Rows from a dataset:
- - - - - - -

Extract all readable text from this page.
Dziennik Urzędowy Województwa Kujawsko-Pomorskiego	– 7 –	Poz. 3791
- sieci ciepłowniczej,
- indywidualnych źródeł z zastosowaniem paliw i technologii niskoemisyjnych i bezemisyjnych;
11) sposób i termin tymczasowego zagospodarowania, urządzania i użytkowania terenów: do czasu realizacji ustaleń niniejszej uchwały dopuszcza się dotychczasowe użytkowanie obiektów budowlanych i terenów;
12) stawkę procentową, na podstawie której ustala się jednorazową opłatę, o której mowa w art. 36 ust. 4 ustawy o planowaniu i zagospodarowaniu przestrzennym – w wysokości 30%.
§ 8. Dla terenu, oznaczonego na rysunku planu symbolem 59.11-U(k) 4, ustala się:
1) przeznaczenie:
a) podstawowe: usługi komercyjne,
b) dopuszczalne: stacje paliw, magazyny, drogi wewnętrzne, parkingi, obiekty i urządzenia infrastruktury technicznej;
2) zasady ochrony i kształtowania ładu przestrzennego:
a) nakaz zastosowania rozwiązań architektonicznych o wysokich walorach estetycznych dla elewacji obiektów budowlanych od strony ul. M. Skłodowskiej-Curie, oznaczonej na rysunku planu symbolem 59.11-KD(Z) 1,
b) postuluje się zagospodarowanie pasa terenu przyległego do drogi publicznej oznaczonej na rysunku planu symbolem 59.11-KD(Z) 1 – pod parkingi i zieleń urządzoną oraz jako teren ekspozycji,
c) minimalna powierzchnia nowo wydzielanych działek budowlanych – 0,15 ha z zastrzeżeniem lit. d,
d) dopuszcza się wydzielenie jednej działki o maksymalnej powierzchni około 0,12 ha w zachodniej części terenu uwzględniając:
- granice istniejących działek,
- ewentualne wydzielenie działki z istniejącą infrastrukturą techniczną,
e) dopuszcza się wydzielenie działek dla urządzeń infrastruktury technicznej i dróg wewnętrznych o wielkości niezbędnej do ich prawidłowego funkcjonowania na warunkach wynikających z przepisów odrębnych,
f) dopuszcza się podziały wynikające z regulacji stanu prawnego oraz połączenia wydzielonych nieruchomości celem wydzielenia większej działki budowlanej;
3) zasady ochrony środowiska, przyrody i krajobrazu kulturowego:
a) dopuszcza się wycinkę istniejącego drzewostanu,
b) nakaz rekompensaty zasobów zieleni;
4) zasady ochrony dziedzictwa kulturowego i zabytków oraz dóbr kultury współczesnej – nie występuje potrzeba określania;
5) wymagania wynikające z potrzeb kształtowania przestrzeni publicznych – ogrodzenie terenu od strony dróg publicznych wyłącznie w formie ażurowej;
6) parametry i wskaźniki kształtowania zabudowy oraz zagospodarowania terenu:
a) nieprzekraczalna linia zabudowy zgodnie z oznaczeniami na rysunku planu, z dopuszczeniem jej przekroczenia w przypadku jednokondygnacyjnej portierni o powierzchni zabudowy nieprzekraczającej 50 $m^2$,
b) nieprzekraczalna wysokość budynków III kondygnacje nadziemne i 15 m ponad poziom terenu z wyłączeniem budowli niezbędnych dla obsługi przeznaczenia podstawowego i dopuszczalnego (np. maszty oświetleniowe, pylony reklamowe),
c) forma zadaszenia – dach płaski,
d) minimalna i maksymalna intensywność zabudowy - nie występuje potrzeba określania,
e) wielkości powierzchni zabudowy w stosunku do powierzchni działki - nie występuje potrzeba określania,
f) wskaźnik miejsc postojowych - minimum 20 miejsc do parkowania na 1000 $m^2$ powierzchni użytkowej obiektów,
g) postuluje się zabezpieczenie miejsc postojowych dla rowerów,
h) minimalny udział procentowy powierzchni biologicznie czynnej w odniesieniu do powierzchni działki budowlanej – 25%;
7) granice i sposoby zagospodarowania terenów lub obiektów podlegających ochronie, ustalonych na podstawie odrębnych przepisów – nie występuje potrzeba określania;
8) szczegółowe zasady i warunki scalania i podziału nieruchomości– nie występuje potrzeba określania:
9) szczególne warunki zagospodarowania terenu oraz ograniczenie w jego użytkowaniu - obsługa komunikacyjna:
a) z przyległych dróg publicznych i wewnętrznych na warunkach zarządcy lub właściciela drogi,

- - - - - - -

Your task is to repeat every line exactly.

Extract all readable text from this page.
Dziennik Urzędowy Województwa Kujawsko-Pomorskiego	– 7 –	Poz. 3791
- sieci ciepłowniczej,
- indywidualnych źródeł z zastosowaniem paliw i technologii niskoemisyjnych i bezemisyjnych;
11) sposób i termin tymczasowego zagospodarowania, urządzania i użytkowania terenów: do czasu realizacji ustaleń niniejszej uchwały dopuszcza się dotychczasowe użytkowanie obiektów budowlanych i terenów;
12) stawkę procentową, na podstawie której ustala się jednorazową opłatę, o której mowa w art. 36 ust. 4 ustawy o planowaniu i zagospodarowaniu przestrzennym – w wysokości 30%.
§ 8. Dla terenu, oznaczonego na rysunku planu symbolem 59.11-U(k) 4, ustala się:
1) przeznaczenie:
a) podstawowe: usługi komercyjne,
b) dopuszczalne: stacje paliw, magazyny, drogi wewnętrzne, parkingi, obiekty i urządzenia infrastruktury technicznej;
2) zasady ochrony i kształtowania ładu przestrzennego:
a) nakaz zastosowania rozwiązań architektonicznych o wysokich walorach estetycznych dla elewacji obiektów budowlanych od strony ul. M. Skłodowskiej-Curie, oznaczonej na rysunku planu symbolem 59.11-KD(Z) 1,
b) postuluje się zagospodarowanie pasa terenu przyległego do drogi publicznej oznaczonej na rysunku planu symbolem 59.11-KD(Z) 1 – pod parkingi i zieleń urządzoną oraz jako teren ekspozycji,
c) minimalna powierzchnia nowo wydzielanych działek budowlanych – 0,15 ha z zastrzeżeniem lit. d,
d) dopuszcza się wydzielenie jednej działki o maksymalnej powierzchni około 0,12 ha w zachodniej części terenu uwzględniając:
- granice istniejących działek,
- ewentualne wydzielenie działki z istniejącą infrastrukturą techniczną,
e) dopuszcza się wydzielenie działek dla urządzeń infrastruktury technicznej i dróg wewnętrznych o wielkości niezbędnej do ich prawidłowego funkcjonowania na warunkach wynikających z przepisów odrębnych,
f) dopuszcza się podziały wynikające z regulacji stanu prawnego oraz połączenia wydzielonych nieruchomości celem wydzielenia większej działki budowlanej;
3) zasady ochrony środowiska, przyrody i krajobrazu kulturowego:
a) dopuszcza się wycinkę istniejącego drzewostanu,
b) nakaz rekompensaty zasobów zieleni;
4) zasady ochrony dziedzictwa kulturowego i zabytków oraz dóbr kultury współczesnej – nie występuje potrzeba określania;
5) wymagania wynikające z potrzeb kształtowania przestrzeni publicznych – ogrodzenie terenu od strony dróg publicznych wyłącznie w formie ażurowej;
6) parametry i wskaźniki kształtowania zabudowy oraz zagospodarowania terenu:
a) nieprzekraczalna linia zabudowy zgodnie z oznaczeniami na rysunku planu, z dopuszczeniem jej przekroczenia w przypadku jednokondygnacyjnej portierni o powierzchni zabudowy nieprzekraczającej 50 $m^2$,
b) nieprzekraczalna wysokość budynków III kondygnacje nadziemne i 15 m ponad poziom terenu z wyłączeniem budowli niezbędnych dla obsługi przeznaczenia podstawowego i dopuszczalnego (np. maszty oświetleniowe, pylony reklamowe),
c) forma zadaszenia – dach płaski,
d) minimalna i maksymalna intensywność zabudowy - nie występuje potrzeba określania,
e) wielkości powierzchni zabudowy w stosunku do powierzchni działki - nie występuje potrzeba określania,
f) wskaźnik miejsc postojowych - minimum 20 miejsc do parkowania na 1000 $m^2$ powierzchni użytkowej obiektów,
g) postuluje się zabezpieczenie miejsc postojowych dla rowerów,
h) minimalny udział procentowy powierzchni biologicznie czynnej w odniesieniu do powierzchni działki budowlanej – 25%;
7) granice i sposoby zagospodarowania terenów lub obiektów podlegających ochronie, ustalonych na podstawie odrębnych przepisów – nie występuje potrzeba określania;
8) szczegółowe zasady i warunki scalania i podziału nieruchomości– nie występuje potrzeba określania:
9) szczególne warunki zagospodarowania terenu oraz ograniczenie w jego użytkowaniu - obsługa komunikacyjna:
a) z przyległych dróg publicznych i wewnętrznych na warunkach zarządcy lub właściciela drogi,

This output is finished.